§ **AIM**:
Copy the entries below verbatim, from the line containing "x-tick-label: UK xyxy=(1246,1263,1294,1311)" through the line containing "bar-portugal xyxy=(701,816,761,1016)", including both of those lines.

--- Start EXERCISE INPUTS ---

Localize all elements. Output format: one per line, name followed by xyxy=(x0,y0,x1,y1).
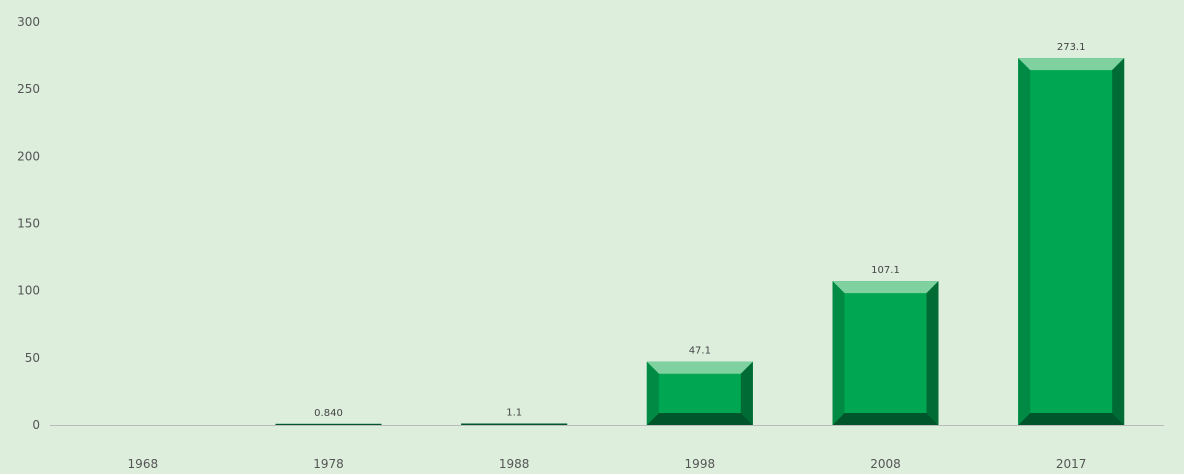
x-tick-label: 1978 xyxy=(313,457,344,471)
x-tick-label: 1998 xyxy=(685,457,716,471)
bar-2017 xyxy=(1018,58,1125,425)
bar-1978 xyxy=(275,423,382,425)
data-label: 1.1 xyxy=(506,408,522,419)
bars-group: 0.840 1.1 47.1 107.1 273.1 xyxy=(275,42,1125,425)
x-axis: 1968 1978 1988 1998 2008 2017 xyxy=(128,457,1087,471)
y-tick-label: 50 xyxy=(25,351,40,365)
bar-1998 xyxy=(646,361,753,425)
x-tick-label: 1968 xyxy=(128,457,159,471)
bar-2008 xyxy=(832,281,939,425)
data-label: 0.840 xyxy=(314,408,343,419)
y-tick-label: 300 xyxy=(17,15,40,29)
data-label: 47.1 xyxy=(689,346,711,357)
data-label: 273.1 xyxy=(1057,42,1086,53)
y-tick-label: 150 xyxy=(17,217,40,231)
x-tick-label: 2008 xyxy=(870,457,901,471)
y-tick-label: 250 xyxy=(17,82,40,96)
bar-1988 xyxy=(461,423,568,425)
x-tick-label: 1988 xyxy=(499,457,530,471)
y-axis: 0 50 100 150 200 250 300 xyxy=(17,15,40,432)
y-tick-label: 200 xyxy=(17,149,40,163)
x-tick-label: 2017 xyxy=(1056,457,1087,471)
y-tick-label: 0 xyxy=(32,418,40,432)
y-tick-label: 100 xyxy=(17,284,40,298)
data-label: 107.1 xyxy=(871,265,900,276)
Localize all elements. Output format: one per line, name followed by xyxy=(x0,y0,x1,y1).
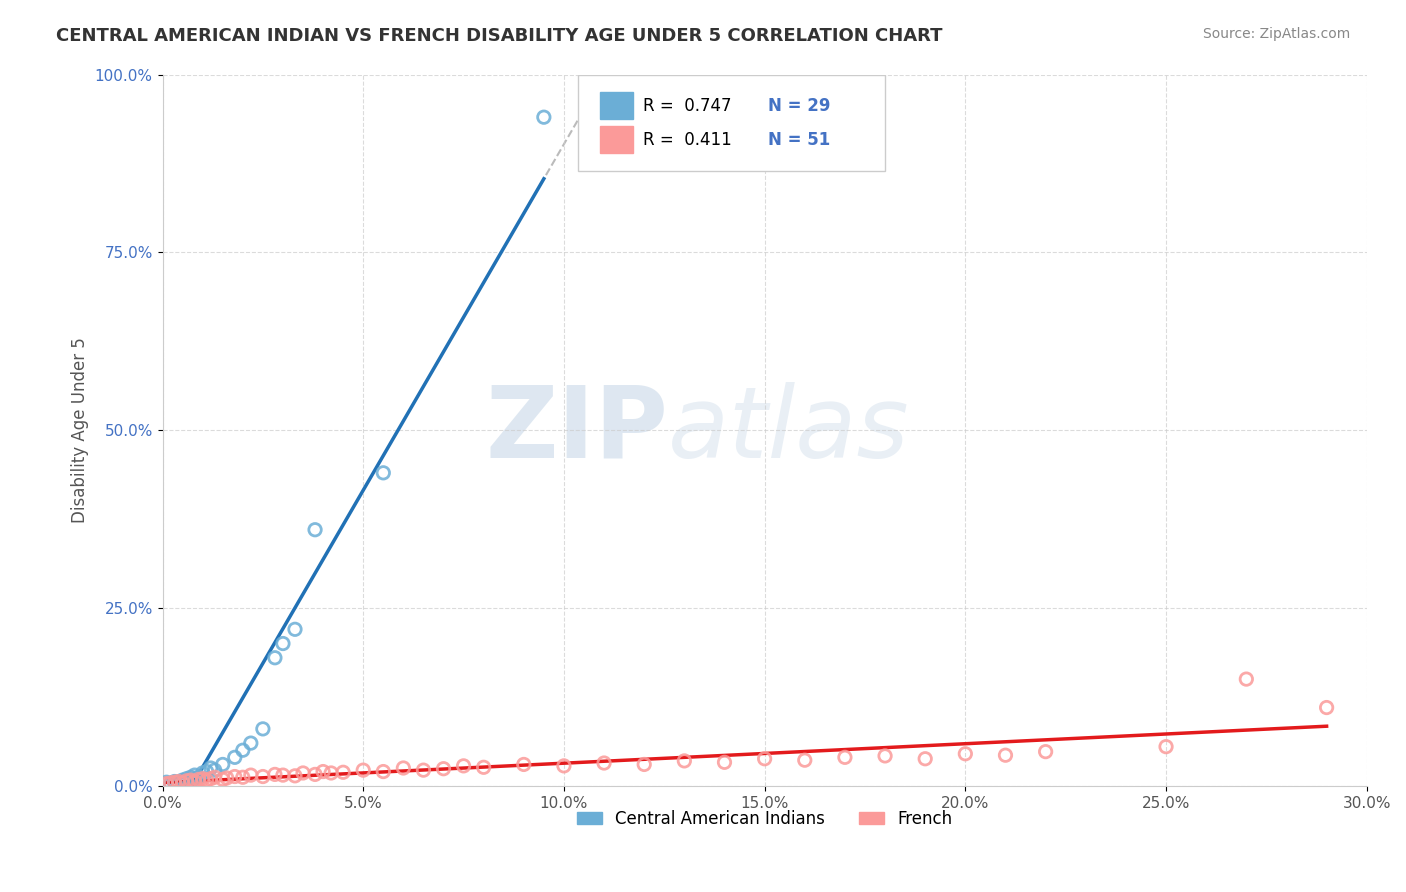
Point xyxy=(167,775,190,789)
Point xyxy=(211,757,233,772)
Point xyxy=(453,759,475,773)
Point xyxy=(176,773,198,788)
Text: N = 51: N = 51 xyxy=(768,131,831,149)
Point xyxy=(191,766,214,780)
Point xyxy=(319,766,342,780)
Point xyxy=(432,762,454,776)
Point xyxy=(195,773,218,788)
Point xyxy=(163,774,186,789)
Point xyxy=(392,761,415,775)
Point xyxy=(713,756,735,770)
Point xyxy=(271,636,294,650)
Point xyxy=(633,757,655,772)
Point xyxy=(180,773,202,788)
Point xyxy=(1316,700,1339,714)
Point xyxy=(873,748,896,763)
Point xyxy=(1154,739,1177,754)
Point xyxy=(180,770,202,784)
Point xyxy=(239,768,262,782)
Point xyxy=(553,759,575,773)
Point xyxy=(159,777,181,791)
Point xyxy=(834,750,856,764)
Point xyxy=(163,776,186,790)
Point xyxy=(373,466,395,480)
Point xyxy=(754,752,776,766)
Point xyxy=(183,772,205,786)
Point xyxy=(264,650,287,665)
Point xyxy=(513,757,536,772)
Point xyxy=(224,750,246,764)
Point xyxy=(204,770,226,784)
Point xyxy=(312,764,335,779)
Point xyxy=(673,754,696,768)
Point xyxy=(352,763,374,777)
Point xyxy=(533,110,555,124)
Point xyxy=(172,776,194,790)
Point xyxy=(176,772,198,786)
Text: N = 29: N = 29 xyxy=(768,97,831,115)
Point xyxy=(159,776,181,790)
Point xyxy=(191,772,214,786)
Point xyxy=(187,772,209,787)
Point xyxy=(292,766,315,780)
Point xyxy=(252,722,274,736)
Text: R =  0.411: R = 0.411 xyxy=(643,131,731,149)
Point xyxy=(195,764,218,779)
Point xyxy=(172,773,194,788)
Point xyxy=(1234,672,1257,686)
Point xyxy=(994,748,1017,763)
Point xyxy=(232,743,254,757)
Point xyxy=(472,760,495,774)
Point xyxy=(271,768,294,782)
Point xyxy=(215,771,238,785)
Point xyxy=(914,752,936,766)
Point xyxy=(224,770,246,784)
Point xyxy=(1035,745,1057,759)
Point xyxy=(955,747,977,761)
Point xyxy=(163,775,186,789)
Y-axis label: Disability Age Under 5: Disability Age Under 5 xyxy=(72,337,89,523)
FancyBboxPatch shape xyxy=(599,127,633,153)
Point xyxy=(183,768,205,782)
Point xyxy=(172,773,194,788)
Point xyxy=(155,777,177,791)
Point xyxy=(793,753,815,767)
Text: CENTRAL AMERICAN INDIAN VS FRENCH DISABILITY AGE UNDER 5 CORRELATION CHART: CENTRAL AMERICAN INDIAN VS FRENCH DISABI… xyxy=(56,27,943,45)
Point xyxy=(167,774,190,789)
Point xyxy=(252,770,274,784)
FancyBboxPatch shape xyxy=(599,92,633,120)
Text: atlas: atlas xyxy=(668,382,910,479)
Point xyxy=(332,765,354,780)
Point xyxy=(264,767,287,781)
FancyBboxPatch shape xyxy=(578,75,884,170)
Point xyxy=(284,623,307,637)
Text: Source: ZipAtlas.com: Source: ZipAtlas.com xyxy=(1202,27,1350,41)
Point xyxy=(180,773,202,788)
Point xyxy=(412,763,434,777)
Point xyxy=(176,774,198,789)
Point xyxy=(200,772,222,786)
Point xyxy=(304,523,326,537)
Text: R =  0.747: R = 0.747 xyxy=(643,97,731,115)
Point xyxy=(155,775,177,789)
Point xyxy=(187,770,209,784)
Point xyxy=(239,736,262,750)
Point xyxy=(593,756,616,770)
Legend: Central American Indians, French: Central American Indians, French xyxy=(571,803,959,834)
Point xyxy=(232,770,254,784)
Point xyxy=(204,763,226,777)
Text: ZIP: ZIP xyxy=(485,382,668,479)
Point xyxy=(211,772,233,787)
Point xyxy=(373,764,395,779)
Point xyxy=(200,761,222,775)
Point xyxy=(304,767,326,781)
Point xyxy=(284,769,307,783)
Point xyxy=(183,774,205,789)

--- End EXERCISE INPUTS ---
--- Start EXERCISE INPUTS ---

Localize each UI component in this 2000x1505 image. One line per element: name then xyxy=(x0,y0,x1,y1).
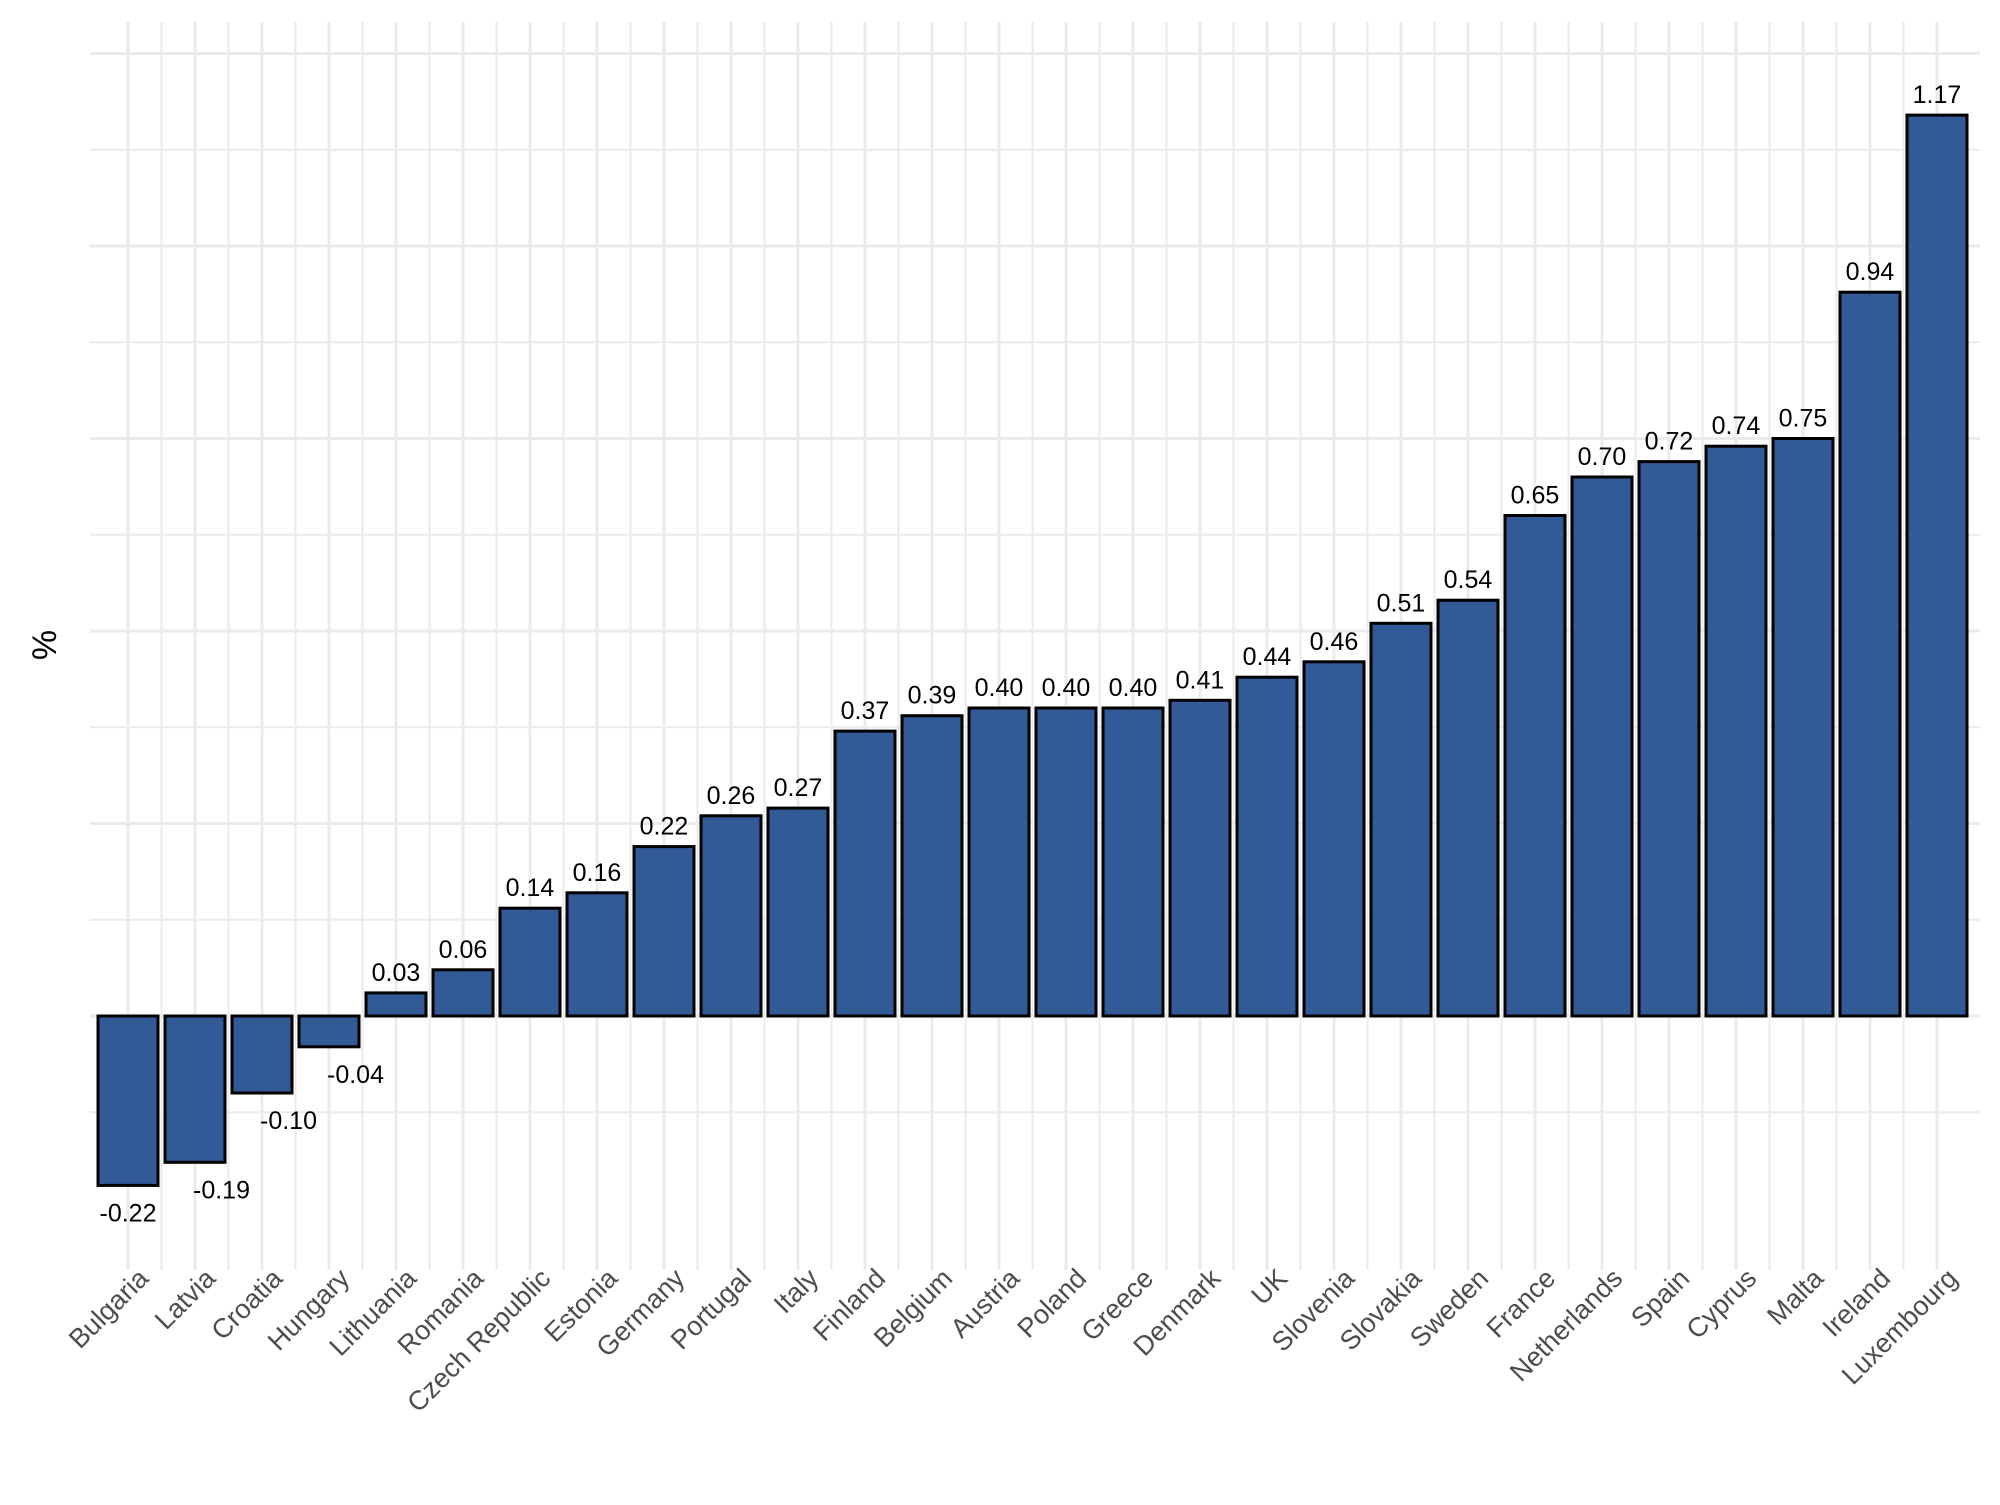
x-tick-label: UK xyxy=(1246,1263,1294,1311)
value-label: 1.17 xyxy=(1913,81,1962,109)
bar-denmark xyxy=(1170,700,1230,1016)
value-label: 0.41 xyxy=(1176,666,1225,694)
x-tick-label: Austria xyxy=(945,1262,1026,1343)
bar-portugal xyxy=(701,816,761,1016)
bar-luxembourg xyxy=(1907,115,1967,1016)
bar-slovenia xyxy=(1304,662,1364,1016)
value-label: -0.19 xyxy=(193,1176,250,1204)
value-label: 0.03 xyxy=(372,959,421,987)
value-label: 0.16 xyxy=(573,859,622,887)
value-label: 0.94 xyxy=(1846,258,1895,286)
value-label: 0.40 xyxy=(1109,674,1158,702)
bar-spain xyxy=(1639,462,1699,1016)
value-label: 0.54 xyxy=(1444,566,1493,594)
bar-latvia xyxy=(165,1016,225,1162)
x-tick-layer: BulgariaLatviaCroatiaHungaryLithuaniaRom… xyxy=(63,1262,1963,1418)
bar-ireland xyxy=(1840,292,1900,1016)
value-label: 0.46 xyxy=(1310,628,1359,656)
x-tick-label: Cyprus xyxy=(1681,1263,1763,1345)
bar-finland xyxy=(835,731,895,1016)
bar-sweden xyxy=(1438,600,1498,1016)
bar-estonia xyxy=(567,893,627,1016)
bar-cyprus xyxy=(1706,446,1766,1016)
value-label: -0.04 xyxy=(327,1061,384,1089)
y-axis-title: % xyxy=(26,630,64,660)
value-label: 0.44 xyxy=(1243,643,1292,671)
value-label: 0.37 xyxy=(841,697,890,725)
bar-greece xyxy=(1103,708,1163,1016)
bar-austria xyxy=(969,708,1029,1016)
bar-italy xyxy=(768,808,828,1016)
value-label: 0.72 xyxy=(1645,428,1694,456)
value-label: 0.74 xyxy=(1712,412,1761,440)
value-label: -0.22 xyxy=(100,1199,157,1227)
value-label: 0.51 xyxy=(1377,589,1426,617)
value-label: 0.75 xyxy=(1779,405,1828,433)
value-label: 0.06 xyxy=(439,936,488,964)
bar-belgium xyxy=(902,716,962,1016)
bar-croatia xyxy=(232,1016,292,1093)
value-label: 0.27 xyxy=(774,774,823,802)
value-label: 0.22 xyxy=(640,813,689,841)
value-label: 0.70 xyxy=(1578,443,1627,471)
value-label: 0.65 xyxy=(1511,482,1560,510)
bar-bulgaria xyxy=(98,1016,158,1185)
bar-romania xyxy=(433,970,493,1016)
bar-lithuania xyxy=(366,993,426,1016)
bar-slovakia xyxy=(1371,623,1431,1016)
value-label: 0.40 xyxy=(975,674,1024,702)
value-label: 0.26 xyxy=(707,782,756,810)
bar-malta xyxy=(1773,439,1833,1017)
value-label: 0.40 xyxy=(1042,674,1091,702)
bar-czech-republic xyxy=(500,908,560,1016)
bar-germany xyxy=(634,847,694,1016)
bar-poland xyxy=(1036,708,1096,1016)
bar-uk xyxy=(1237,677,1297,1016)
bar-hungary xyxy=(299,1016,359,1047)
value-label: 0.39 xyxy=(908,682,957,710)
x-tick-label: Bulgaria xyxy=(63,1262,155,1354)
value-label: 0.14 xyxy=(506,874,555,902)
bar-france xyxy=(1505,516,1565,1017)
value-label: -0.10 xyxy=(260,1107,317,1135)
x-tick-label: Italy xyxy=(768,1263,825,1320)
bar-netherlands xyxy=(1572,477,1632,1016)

--- End EXERCISE INPUTS ---

§ **FULL OUTPUT**:
x-tick-label: UK xyxy=(1246,1263,1294,1311)
value-label: 1.17 xyxy=(1913,81,1962,109)
bar-denmark xyxy=(1170,700,1230,1016)
value-label: 0.41 xyxy=(1176,666,1225,694)
x-tick-label: Austria xyxy=(945,1262,1026,1343)
bar-portugal xyxy=(701,816,761,1016)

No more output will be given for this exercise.